┏━━
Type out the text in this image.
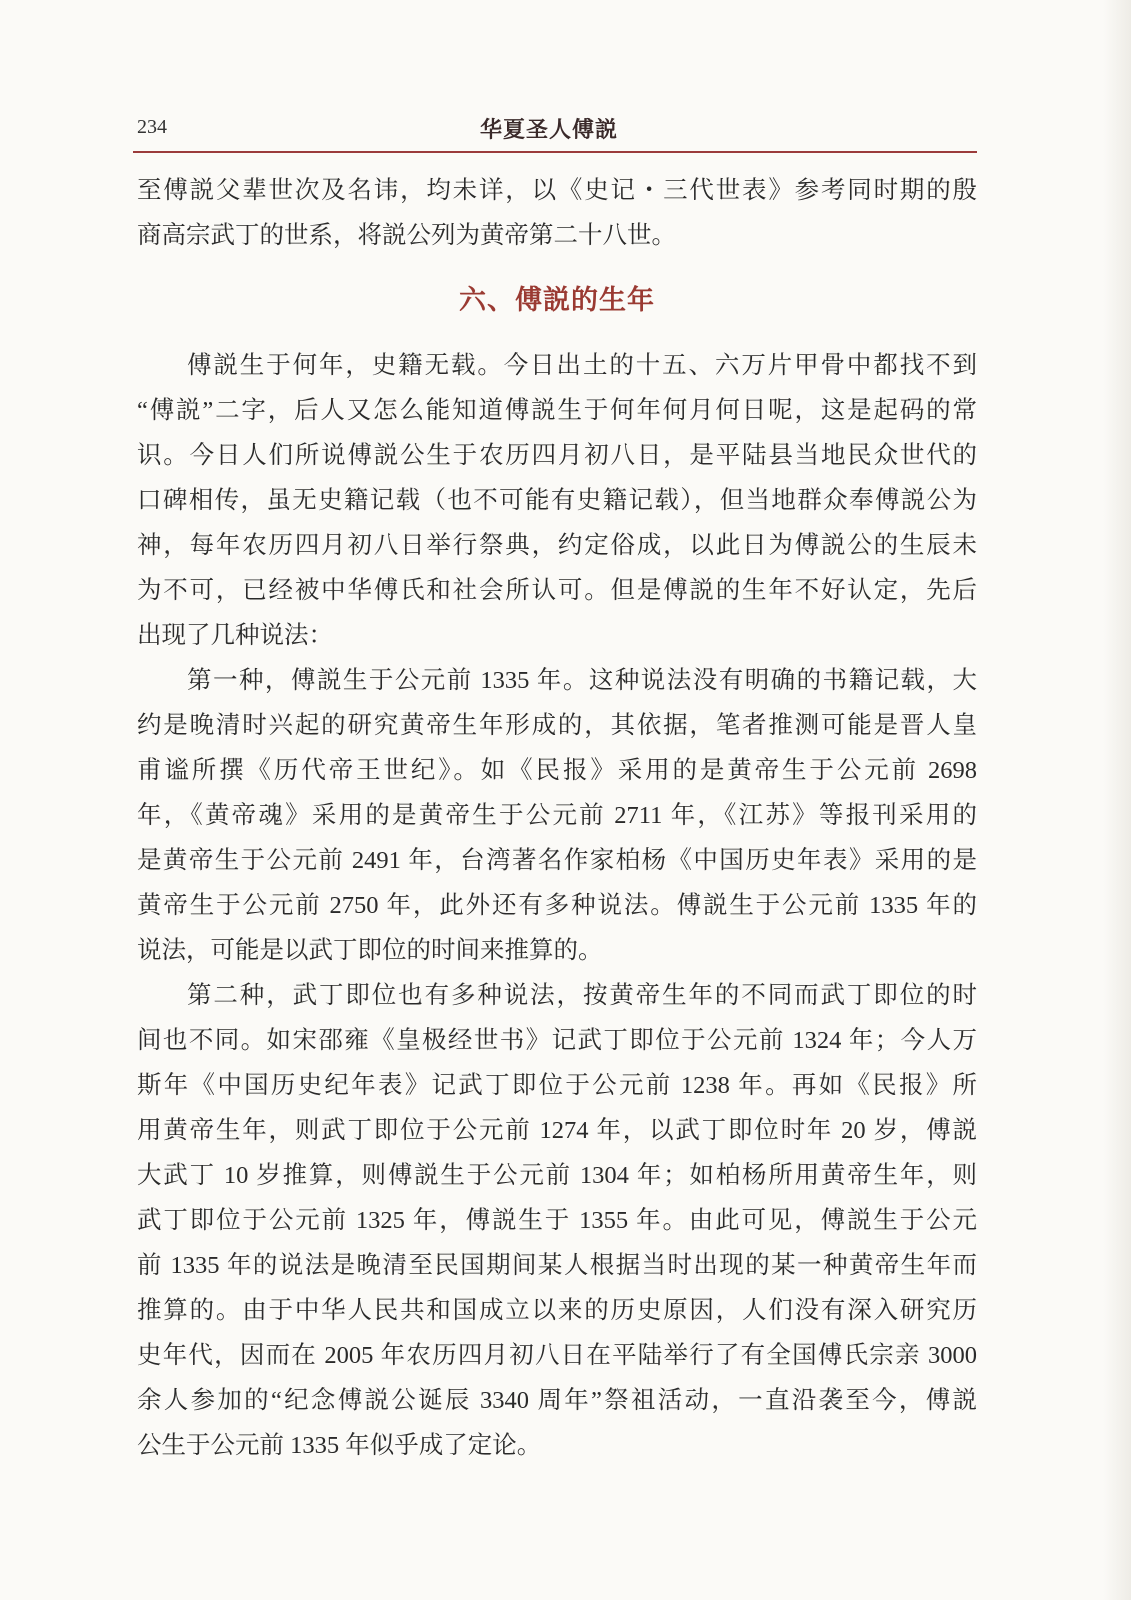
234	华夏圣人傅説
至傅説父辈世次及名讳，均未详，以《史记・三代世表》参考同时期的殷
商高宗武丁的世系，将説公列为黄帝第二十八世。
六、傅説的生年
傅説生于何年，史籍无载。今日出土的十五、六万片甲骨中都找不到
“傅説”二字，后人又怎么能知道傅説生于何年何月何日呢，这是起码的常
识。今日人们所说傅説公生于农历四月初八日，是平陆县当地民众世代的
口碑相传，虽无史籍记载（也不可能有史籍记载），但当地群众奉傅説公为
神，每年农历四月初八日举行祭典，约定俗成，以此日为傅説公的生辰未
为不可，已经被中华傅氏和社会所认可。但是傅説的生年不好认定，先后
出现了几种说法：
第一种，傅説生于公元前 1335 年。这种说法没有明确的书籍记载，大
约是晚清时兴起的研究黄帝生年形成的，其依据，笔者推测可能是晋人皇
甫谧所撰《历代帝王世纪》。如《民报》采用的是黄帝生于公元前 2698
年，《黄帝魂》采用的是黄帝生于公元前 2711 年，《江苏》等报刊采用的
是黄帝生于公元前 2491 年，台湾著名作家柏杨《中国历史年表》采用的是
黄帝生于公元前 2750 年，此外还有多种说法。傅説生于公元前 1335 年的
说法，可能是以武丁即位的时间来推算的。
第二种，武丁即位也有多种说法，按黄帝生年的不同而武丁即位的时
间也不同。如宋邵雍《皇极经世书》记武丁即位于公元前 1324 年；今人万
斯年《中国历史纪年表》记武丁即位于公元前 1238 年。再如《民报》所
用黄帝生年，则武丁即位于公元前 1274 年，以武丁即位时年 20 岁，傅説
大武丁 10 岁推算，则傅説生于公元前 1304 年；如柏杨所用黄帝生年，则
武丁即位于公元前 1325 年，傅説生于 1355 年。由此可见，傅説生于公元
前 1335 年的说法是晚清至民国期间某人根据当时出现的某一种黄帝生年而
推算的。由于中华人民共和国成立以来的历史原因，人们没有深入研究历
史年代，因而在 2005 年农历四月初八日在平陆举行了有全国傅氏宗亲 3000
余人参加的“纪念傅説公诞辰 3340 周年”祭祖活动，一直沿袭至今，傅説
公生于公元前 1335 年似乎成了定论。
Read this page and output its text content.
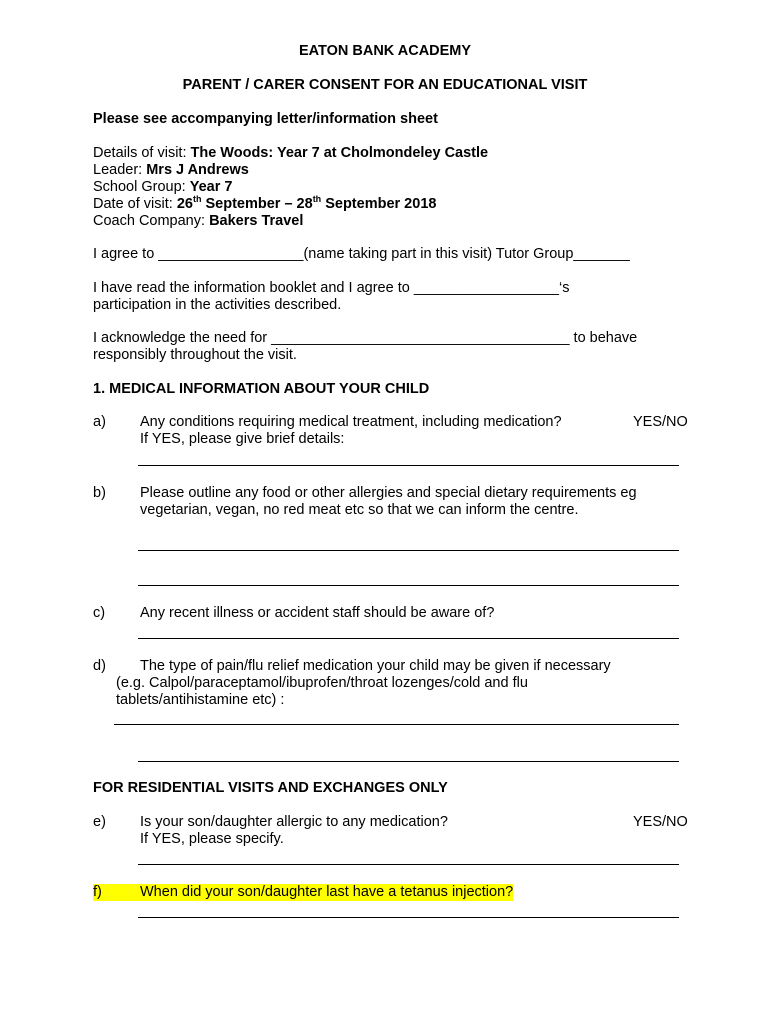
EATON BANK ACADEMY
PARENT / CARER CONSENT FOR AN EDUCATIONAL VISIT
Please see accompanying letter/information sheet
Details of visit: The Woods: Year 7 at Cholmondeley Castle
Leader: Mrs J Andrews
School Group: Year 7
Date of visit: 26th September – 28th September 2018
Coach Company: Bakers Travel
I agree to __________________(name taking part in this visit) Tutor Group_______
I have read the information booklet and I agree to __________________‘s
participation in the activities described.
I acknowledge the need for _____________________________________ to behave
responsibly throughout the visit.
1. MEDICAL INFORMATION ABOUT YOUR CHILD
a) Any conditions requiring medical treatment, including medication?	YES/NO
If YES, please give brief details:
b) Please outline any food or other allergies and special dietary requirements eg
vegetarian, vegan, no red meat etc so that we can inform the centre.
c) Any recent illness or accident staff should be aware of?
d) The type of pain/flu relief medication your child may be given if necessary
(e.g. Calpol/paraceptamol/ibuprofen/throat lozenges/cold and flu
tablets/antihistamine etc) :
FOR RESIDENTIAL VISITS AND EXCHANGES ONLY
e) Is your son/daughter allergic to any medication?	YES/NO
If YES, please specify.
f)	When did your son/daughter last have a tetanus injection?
┗━━
┏━━
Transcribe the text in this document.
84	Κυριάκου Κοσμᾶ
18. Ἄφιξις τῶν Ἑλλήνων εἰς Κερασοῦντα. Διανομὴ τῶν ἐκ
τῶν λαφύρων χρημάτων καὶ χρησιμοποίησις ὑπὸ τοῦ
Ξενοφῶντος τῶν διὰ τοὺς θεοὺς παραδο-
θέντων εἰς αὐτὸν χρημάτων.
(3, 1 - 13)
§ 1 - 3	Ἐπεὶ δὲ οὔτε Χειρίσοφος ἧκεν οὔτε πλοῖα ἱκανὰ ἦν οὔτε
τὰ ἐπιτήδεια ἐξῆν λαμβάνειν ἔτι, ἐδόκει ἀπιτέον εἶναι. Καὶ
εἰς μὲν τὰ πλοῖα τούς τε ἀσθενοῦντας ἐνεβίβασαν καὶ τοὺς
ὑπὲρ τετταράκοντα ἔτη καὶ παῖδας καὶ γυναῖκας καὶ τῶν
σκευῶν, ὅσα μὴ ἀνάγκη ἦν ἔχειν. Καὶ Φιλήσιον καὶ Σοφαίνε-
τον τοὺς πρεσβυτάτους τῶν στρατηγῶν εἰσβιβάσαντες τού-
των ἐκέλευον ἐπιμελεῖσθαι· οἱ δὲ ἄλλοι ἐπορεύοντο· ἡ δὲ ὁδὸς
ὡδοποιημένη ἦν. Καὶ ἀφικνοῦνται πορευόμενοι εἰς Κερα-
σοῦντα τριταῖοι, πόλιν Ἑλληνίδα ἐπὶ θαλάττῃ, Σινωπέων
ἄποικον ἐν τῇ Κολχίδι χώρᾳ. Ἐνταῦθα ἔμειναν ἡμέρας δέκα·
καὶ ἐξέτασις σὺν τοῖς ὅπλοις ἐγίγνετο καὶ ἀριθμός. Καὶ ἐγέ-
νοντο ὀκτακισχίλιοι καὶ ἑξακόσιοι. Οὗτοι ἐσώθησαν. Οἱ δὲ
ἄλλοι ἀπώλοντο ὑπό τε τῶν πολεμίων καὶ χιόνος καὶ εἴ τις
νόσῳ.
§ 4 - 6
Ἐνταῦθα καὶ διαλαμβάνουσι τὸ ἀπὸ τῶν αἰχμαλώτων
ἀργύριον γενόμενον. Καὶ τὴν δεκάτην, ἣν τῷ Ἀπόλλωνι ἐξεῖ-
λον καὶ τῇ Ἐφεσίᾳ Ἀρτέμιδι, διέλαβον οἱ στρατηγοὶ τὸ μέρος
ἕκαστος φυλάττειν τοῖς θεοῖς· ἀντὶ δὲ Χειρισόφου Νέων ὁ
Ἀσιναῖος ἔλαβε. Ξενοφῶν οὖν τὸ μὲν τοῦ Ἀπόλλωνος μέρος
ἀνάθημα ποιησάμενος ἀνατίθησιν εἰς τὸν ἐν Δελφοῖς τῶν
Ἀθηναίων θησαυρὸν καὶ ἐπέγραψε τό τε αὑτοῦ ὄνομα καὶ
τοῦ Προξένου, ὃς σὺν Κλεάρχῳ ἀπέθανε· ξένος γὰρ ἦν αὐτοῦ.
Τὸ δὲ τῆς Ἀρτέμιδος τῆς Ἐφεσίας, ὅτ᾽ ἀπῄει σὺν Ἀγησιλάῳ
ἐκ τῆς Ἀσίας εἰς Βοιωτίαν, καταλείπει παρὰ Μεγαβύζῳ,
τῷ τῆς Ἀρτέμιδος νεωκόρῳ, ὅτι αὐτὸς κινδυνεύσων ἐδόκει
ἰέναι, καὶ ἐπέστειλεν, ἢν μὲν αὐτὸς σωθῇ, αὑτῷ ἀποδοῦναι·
┗━━
┏━━
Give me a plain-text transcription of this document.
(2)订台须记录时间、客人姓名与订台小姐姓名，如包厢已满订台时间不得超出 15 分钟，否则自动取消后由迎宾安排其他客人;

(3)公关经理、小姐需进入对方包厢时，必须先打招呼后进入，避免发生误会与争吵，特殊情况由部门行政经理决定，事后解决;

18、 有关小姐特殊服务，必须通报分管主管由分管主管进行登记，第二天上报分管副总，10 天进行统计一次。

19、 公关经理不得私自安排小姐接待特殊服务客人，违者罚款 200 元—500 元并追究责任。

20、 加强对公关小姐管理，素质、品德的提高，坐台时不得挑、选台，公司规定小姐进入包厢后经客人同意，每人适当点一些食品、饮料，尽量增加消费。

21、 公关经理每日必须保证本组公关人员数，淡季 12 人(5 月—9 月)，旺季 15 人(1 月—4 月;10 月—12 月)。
┗━━
• _Work to do_
Scan the listing above and copy all lines containing the word "agree".

• _Answer_
I agree to __________________(name taking part in this visit) Tutor Group_______
I have read the information booklet and I agree to __________________‘s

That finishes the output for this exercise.